------ EXERCISE INPUTS ------
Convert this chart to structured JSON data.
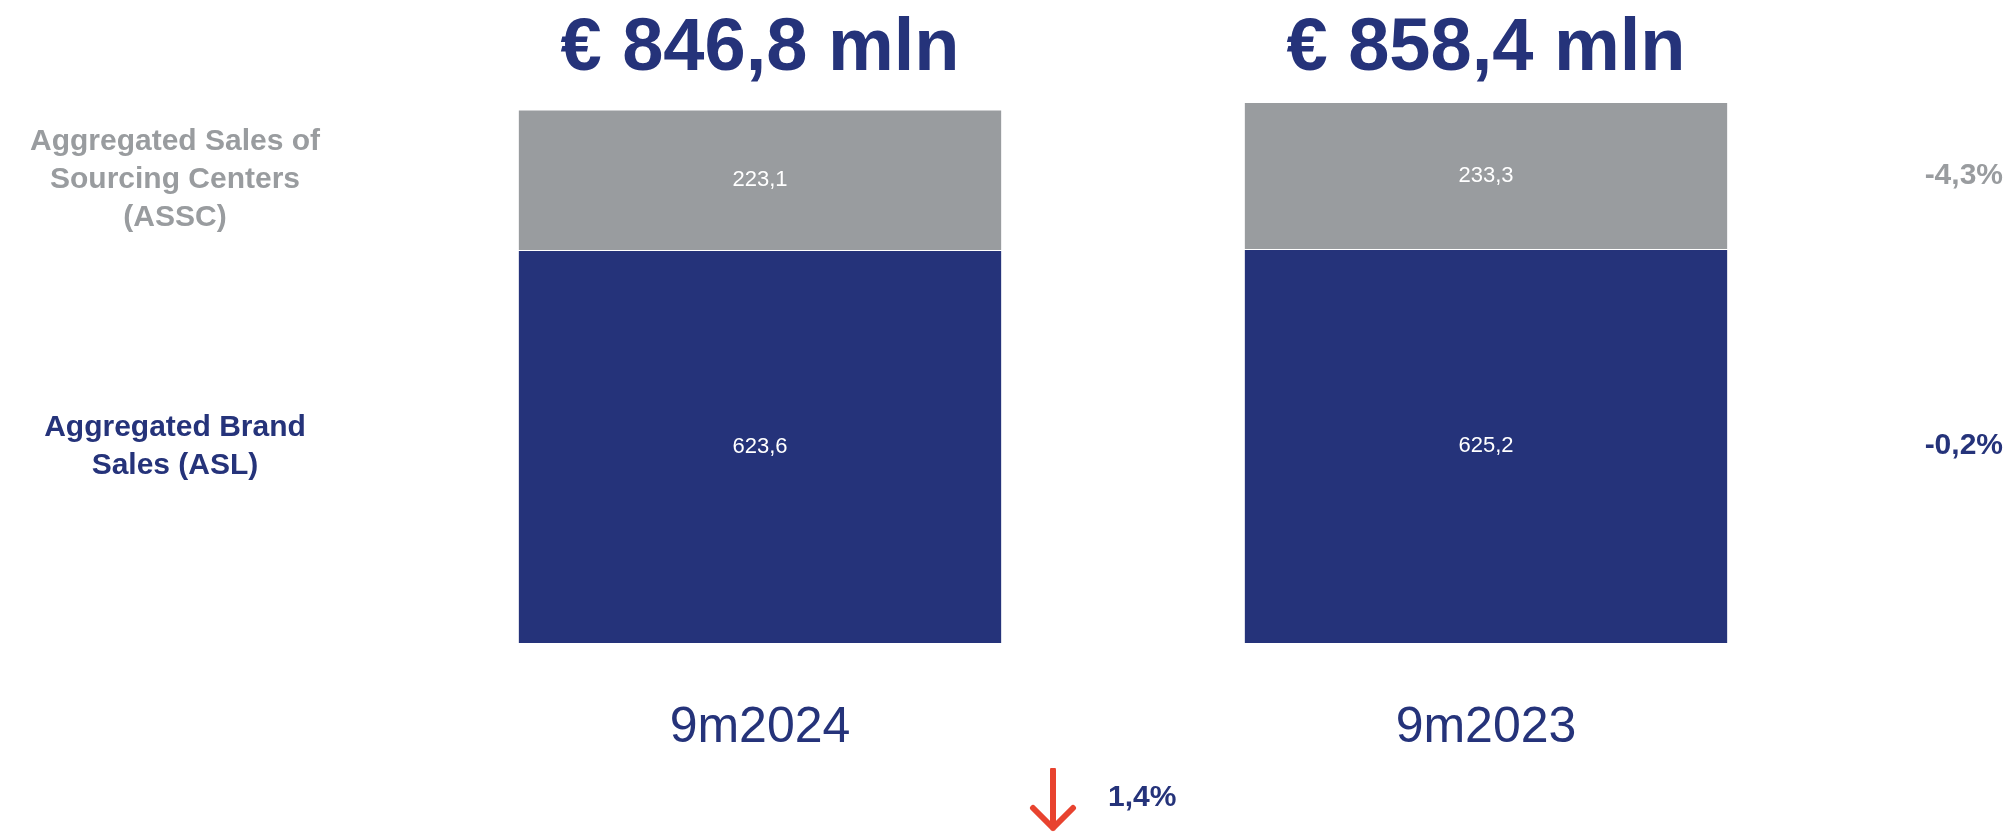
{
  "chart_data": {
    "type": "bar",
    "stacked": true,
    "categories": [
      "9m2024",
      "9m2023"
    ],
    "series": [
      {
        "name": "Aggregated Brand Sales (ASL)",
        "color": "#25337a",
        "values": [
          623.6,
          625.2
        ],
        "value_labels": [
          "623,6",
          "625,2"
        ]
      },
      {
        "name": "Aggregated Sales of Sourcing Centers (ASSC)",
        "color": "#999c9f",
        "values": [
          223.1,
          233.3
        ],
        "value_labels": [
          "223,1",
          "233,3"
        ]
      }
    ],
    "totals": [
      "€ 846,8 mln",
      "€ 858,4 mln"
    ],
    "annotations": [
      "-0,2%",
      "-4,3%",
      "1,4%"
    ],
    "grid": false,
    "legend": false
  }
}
------
WRITTEN INSTRUCTION
In the listing, find all lines with the string "Sales" and copy them.

SOLUTION
        "name": "Aggregated Brand Sales (ASL)",
        "name": "Aggregated Sales of Sourcing Centers (ASSC)",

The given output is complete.